start

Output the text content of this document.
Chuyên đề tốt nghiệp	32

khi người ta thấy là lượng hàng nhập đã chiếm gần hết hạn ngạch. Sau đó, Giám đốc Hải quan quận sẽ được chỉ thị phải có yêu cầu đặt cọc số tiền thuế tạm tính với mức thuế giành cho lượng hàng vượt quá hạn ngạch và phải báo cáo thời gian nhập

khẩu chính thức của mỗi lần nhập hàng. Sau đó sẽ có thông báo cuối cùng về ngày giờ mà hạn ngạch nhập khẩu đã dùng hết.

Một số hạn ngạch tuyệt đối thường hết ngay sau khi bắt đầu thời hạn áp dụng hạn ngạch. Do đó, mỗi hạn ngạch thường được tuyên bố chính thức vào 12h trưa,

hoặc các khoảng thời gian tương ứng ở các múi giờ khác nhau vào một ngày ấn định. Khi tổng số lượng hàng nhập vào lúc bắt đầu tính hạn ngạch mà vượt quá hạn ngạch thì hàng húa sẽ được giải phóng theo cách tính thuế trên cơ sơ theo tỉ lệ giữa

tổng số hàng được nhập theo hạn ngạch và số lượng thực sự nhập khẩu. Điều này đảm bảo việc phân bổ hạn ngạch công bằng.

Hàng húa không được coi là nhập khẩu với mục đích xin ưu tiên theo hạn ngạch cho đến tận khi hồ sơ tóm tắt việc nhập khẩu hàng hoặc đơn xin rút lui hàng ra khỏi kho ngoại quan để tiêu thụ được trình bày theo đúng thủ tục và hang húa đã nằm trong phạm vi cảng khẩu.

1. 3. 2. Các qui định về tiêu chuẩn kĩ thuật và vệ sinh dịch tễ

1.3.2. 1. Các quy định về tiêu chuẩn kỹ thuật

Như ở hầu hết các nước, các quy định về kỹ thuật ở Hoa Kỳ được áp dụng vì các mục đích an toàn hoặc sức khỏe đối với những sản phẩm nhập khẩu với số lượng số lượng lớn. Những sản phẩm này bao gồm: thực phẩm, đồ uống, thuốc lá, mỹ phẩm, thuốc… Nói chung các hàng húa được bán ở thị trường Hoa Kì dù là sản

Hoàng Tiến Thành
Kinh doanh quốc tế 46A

end

Goal of the exercise » All of the lines above must be returned exactly.

Answer to the exercise »
Output the text content of this document.
Chuyên đề tốt nghiệp	32

khi người ta thấy là lượng hàng nhập đã chiếm gần hết hạn ngạch. Sau đó, Giám đốc Hải quan quận sẽ được chỉ thị phải có yêu cầu đặt cọc số tiền thuế tạm tính với mức thuế giành cho lượng hàng vượt quá hạn ngạch và phải báo cáo thời gian nhập

khẩu chính thức của mỗi lần nhập hàng. Sau đó sẽ có thông báo cuối cùng về ngày giờ mà hạn ngạch nhập khẩu đã dùng hết.

Một số hạn ngạch tuyệt đối thường hết ngay sau khi bắt đầu thời hạn áp dụng hạn ngạch. Do đó, mỗi hạn ngạch thường được tuyên bố chính thức vào 12h trưa,

hoặc các khoảng thời gian tương ứng ở các múi giờ khác nhau vào một ngày ấn định. Khi tổng số lượng hàng nhập vào lúc bắt đầu tính hạn ngạch mà vượt quá hạn ngạch thì hàng húa sẽ được giải phóng theo cách tính thuế trên cơ sơ theo tỉ lệ giữa

tổng số hàng được nhập theo hạn ngạch và số lượng thực sự nhập khẩu. Điều này đảm bảo việc phân bổ hạn ngạch công bằng.

Hàng húa không được coi là nhập khẩu với mục đích xin ưu tiên theo hạn ngạch cho đến tận khi hồ sơ tóm tắt việc nhập khẩu hàng hoặc đơn xin rút lui hàng ra khỏi kho ngoại quan để tiêu thụ được trình bày theo đúng thủ tục và hang húa đã nằm trong phạm vi cảng khẩu.

1. 3. 2. Các qui định về tiêu chuẩn kĩ thuật và vệ sinh dịch tễ

1.3.2. 1. Các quy định về tiêu chuẩn kỹ thuật

Như ở hầu hết các nước, các quy định về kỹ thuật ở Hoa Kỳ được áp dụng vì các mục đích an toàn hoặc sức khỏe đối với những sản phẩm nhập khẩu với số lượng số lượng lớn. Những sản phẩm này bao gồm: thực phẩm, đồ uống, thuốc lá, mỹ phẩm, thuốc… Nói chung các hàng húa được bán ở thị trường Hoa Kì dù là sản

Hoàng Tiến Thành
Kinh doanh quốc tế 46A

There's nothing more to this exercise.